═══ Data for this exercise
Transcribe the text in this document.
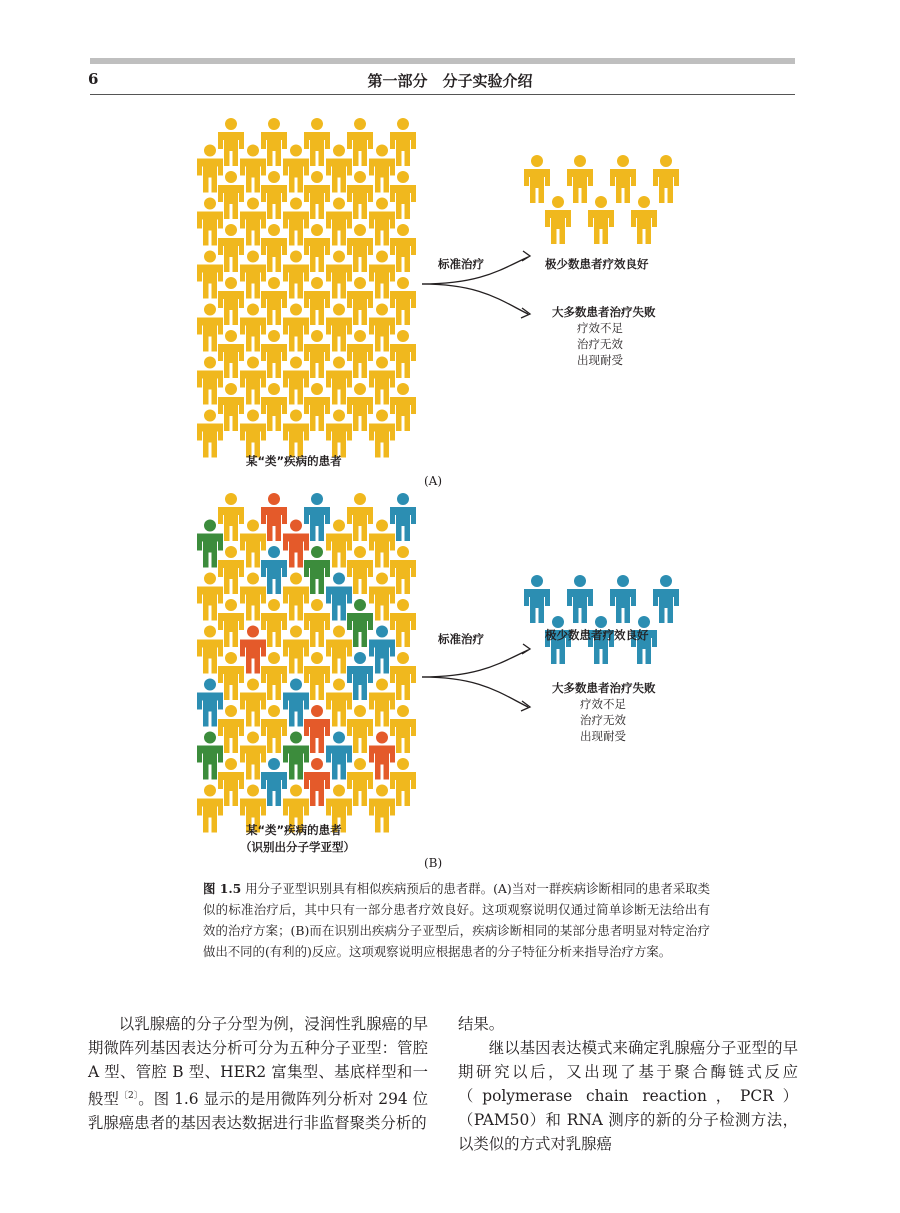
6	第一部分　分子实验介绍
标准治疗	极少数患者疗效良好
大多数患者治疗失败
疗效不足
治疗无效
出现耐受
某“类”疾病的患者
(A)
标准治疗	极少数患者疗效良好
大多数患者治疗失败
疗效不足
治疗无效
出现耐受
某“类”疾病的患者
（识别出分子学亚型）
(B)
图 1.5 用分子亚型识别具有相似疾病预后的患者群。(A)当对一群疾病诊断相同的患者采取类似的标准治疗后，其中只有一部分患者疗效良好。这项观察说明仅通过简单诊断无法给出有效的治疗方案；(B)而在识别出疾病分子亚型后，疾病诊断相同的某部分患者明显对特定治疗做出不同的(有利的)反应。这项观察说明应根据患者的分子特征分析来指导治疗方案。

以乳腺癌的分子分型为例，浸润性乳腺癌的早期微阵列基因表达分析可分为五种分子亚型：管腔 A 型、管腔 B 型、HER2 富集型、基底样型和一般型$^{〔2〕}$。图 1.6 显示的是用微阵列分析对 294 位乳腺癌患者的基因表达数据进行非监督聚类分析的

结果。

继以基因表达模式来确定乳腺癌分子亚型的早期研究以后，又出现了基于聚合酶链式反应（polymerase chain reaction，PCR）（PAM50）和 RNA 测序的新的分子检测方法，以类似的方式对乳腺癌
══════
◆ Exercise directions
Repeat all of the entries word for word, but omit the pictures.

◆ Exercise output
Transcribe the text in this document.
6	第一部分　分子实验介绍
标准治疗	极少数患者疗效良好
大多数患者治疗失败
疗效不足
治疗无效
出现耐受
某“类”疾病的患者
(A)
标准治疗	极少数患者疗效良好
大多数患者治疗失败
疗效不足
治疗无效
出现耐受
某“类”疾病的患者
（识别出分子学亚型）
(B)
图 1.5 用分子亚型识别具有相似疾病预后的患者群。(A)当对一群疾病诊断相同的患者采取类似的标准治疗后，其中只有一部分患者疗效良好。这项观察说明仅通过简单诊断无法给出有效的治疗方案；(B)而在识别出疾病分子亚型后，疾病诊断相同的某部分患者明显对特定治疗做出不同的(有利的)反应。这项观察说明应根据患者的分子特征分析来指导治疗方案。

以乳腺癌的分子分型为例，浸润性乳腺癌的早期微阵列基因表达分析可分为五种分子亚型：管腔 A 型、管腔 B 型、HER2 富集型、基底样型和一般型$^{〔2〕}$。图 1.6 显示的是用微阵列分析对 294 位乳腺癌患者的基因表达数据进行非监督聚类分析的

结果。

继以基因表达模式来确定乳腺癌分子亚型的早期研究以后，又出现了基于聚合酶链式反应（polymerase chain reaction，PCR）（PAM50）和 RNA 测序的新的分子检测方法，以类似的方式对乳腺癌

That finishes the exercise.